- WRITTEN PROBLEM
Note how many lines in the entries contain the string "from", then give that number and nothing else.
** start SUPPLIED MATERIAL **
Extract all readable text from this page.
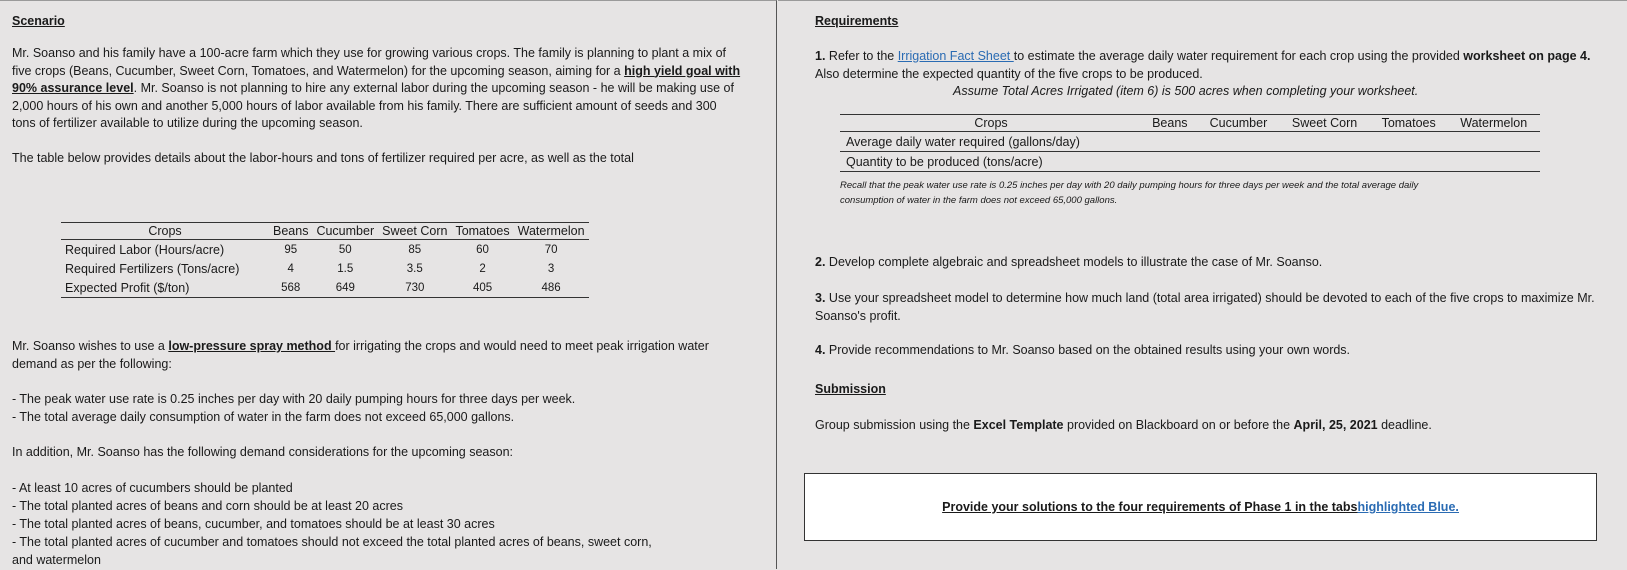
Scenario

Mr. Soanso and his family have a 100-acre farm which they use for growing various crops. The family is planning to plant a mix of five crops (Beans, Cucumber, Sweet Corn, Tomatoes, and Watermelon) for the upcoming season, aiming for a high yield goal with 90% assurance level. Mr. Soanso is not planning to hire any external labor during the upcoming season - he will be making use of 2,000 hours of his own and another 5,000 hours of labor available from his family. There are sufficient amount of seeds and 300 tons of fertilizer available to utilize during the upcoming season.

The table below provides details about the labor-hours and tons of fertilizer required per acre, as well as the total

Crops	Beans	Cucumber	Sweet Corn	Tomatoes	Watermelon
Required Labor (Hours/acre)	95	50	85	60	70
Required Fertilizers (Tons/acre)	4	1.5	3.5	2	3
Expected Profit ($/ton)	568	649	730	405	486

Mr. Soanso wishes to use a low-pressure spray method for irrigating the crops and would need to meet peak irrigation water demand as per the following:

- The peak water use rate is 0.25 inches per day with 20 daily pumping hours for three days per week.

- The total average daily consumption of water in the farm does not exceed 65,000 gallons.

In addition, Mr. Soanso has the following demand considerations for the upcoming season:

- At least 10 acres of cucumbers should be planted

- The total planted acres of beans and corn should be at least 20 acres

- The total planted acres of beans, cucumber, and tomatoes should be at least 30 acres

- The total planted acres of cucumber and tomatoes should not exceed the total planted acres of beans, sweet corn,

and watermelon

Requirements

1. Refer to the Irrigation Fact Sheet to estimate the average daily water requirement for each crop using the provided worksheet on page 4. Also determine the expected quantity of the five crops to be produced.

Assume Total Acres Irrigated (item 6) is 500 acres when completing your worksheet.

Crops	Beans	Cucumber	Sweet Corn	Tomatoes	Watermelon
Average daily water required (gallons/day)					
Quantity to be produced (tons/acre)					
Recall that the peak water use rate is 0.25 inches per day with 20 daily pumping hours for three days per week and the total average daily
consumption of water in the farm does not exceed 65,000 gallons.

2. Develop complete algebraic and spreadsheet models to illustrate the case of Mr. Soanso.

3. Use your spreadsheet model to determine how much land (total area irrigated) should be devoted to each of the five crops to maximize Mr. Soanso's profit.

4. Provide recommendations to Mr. Soanso based on the obtained results using your own words.

Submission

Group submission using the Excel Template provided on Blackboard on or before the April, 25, 2021 deadline.

Provide your solutions to the four requirements of Phase 1 in the tabs highlighted Blue.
** end SUPPLIED MATERIAL **
- FULL SOLUTION
2